start Record list
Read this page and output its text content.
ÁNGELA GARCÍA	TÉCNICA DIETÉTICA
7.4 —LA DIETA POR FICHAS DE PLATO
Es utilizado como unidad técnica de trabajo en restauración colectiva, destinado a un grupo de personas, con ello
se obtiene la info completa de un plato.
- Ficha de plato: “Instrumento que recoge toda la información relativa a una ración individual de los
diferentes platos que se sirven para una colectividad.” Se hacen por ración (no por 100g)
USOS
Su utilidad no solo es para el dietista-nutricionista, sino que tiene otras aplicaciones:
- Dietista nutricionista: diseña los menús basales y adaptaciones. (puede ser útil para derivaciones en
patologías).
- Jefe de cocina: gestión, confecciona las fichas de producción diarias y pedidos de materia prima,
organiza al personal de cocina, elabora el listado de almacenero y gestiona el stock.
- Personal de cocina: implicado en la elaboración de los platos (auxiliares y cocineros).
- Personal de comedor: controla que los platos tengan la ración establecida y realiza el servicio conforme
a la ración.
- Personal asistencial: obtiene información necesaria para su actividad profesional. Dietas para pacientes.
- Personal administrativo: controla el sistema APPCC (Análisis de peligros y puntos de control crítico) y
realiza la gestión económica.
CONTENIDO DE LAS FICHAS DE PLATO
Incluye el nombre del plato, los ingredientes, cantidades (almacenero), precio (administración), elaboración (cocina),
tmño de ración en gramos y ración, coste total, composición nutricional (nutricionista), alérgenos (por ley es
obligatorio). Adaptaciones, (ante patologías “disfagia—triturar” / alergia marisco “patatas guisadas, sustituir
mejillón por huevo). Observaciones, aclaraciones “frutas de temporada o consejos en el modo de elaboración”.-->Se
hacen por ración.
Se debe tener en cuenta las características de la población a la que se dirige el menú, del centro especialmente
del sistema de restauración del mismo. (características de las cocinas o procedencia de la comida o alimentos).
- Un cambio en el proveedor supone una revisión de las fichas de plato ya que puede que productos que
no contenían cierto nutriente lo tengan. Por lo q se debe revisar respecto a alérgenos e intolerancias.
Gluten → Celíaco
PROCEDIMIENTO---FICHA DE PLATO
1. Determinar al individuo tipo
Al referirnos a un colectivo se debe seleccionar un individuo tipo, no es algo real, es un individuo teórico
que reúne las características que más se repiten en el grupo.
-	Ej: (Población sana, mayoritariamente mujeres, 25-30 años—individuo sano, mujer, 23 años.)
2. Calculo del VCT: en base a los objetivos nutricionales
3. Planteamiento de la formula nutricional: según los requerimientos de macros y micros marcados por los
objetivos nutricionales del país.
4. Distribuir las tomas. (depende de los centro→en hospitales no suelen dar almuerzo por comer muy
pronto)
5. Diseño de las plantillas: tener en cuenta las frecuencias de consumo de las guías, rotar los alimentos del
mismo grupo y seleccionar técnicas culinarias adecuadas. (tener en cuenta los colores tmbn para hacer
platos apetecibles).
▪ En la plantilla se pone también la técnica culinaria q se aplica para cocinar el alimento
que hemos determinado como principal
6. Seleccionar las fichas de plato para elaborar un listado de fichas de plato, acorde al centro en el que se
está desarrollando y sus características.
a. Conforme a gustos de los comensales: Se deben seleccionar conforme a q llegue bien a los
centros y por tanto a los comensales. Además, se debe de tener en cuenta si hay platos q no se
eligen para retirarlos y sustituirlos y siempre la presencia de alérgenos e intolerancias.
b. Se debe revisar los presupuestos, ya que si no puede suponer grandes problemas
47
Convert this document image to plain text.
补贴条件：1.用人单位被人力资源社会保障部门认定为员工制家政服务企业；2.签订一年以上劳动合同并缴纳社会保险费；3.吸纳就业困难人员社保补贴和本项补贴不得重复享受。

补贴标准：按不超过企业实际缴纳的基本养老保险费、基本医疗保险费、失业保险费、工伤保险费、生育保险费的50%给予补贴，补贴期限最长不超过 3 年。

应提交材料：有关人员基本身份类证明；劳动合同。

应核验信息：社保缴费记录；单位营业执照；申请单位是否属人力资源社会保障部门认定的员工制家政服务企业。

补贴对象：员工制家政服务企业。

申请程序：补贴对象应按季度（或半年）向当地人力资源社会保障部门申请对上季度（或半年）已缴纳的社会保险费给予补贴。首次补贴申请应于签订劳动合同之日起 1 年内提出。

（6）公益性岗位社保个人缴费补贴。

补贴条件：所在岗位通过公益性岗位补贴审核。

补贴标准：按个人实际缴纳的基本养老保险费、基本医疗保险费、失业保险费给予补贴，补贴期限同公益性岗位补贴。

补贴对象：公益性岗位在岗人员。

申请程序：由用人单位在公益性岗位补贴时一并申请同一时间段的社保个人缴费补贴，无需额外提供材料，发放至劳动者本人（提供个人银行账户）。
end Record list
▸ **Requirement**
Copy out the whole listing exactly.

▸ **Complete answer**
Read this page and output its text content.
ÁNGELA GARCÍA	TÉCNICA DIETÉTICA
7.4 —LA DIETA POR FICHAS DE PLATO
Es utilizado como unidad técnica de trabajo en restauración colectiva, destinado a un grupo de personas, con ello
se obtiene la info completa de un plato.
- Ficha de plato: “Instrumento que recoge toda la información relativa a una ración individual de los
diferentes platos que se sirven para una colectividad.” Se hacen por ración (no por 100g)
USOS
Su utilidad no solo es para el dietista-nutricionista, sino que tiene otras aplicaciones:
- Dietista nutricionista: diseña los menús basales y adaptaciones. (puede ser útil para derivaciones en
patologías).
- Jefe de cocina: gestión, confecciona las fichas de producción diarias y pedidos de materia prima,
organiza al personal de cocina, elabora el listado de almacenero y gestiona el stock.
- Personal de cocina: implicado en la elaboración de los platos (auxiliares y cocineros).
- Personal de comedor: controla que los platos tengan la ración establecida y realiza el servicio conforme
a la ración.
- Personal asistencial: obtiene información necesaria para su actividad profesional. Dietas para pacientes.
- Personal administrativo: controla el sistema APPCC (Análisis de peligros y puntos de control crítico) y
realiza la gestión económica.
CONTENIDO DE LAS FICHAS DE PLATO
Incluye el nombre del plato, los ingredientes, cantidades (almacenero), precio (administración), elaboración (cocina),
tmño de ración en gramos y ración, coste total, composición nutricional (nutricionista), alérgenos (por ley es
obligatorio). Adaptaciones, (ante patologías “disfagia—triturar” / alergia marisco “patatas guisadas, sustituir
mejillón por huevo). Observaciones, aclaraciones “frutas de temporada o consejos en el modo de elaboración”.-->Se
hacen por ración.
Se debe tener en cuenta las características de la población a la que se dirige el menú, del centro especialmente
del sistema de restauración del mismo. (características de las cocinas o procedencia de la comida o alimentos).
- Un cambio en el proveedor supone una revisión de las fichas de plato ya que puede que productos que
no contenían cierto nutriente lo tengan. Por lo q se debe revisar respecto a alérgenos e intolerancias.
Gluten → Celíaco
PROCEDIMIENTO---FICHA DE PLATO
1. Determinar al individuo tipo
Al referirnos a un colectivo se debe seleccionar un individuo tipo, no es algo real, es un individuo teórico
que reúne las características que más se repiten en el grupo.
-	Ej: (Población sana, mayoritariamente mujeres, 25-30 años—individuo sano, mujer, 23 años.)
2. Calculo del VCT: en base a los objetivos nutricionales
3. Planteamiento de la formula nutricional: según los requerimientos de macros y micros marcados por los
objetivos nutricionales del país.
4. Distribuir las tomas. (depende de los centro→en hospitales no suelen dar almuerzo por comer muy
pronto)
5. Diseño de las plantillas: tener en cuenta las frecuencias de consumo de las guías, rotar los alimentos del
mismo grupo y seleccionar técnicas culinarias adecuadas. (tener en cuenta los colores tmbn para hacer
platos apetecibles).
▪ En la plantilla se pone también la técnica culinaria q se aplica para cocinar el alimento
que hemos determinado como principal
6. Seleccionar las fichas de plato para elaborar un listado de fichas de plato, acorde al centro en el que se
está desarrollando y sus características.
a. Conforme a gustos de los comensales: Se deben seleccionar conforme a q llegue bien a los
centros y por tanto a los comensales. Además, se debe de tener en cuenta si hay platos q no se
eligen para retirarlos y sustituirlos y siempre la presencia de alérgenos e intolerancias.
b. Se debe revisar los presupuestos, ya que si no puede suponer grandes problemas
47
Convert this document image to plain text.
补贴条件：1.用人单位被人力资源社会保障部门认定为员工制家政服务企业；2.签订一年以上劳动合同并缴纳社会保险费；3.吸纳就业困难人员社保补贴和本项补贴不得重复享受。

补贴标准：按不超过企业实际缴纳的基本养老保险费、基本医疗保险费、失业保险费、工伤保险费、生育保险费的50%给予补贴，补贴期限最长不超过 3 年。

应提交材料：有关人员基本身份类证明；劳动合同。

应核验信息：社保缴费记录；单位营业执照；申请单位是否属人力资源社会保障部门认定的员工制家政服务企业。

补贴对象：员工制家政服务企业。

申请程序：补贴对象应按季度（或半年）向当地人力资源社会保障部门申请对上季度（或半年）已缴纳的社会保险费给予补贴。首次补贴申请应于签订劳动合同之日起 1 年内提出。

（6）公益性岗位社保个人缴费补贴。

补贴条件：所在岗位通过公益性岗位补贴审核。

补贴标准：按个人实际缴纳的基本养老保险费、基本医疗保险费、失业保险费给予补贴，补贴期限同公益性岗位补贴。

补贴对象：公益性岗位在岗人员。

申请程序：由用人单位在公益性岗位补贴时一并申请同一时间段的社保个人缴费补贴，无需额外提供材料，发放至劳动者本人（提供个人银行账户）。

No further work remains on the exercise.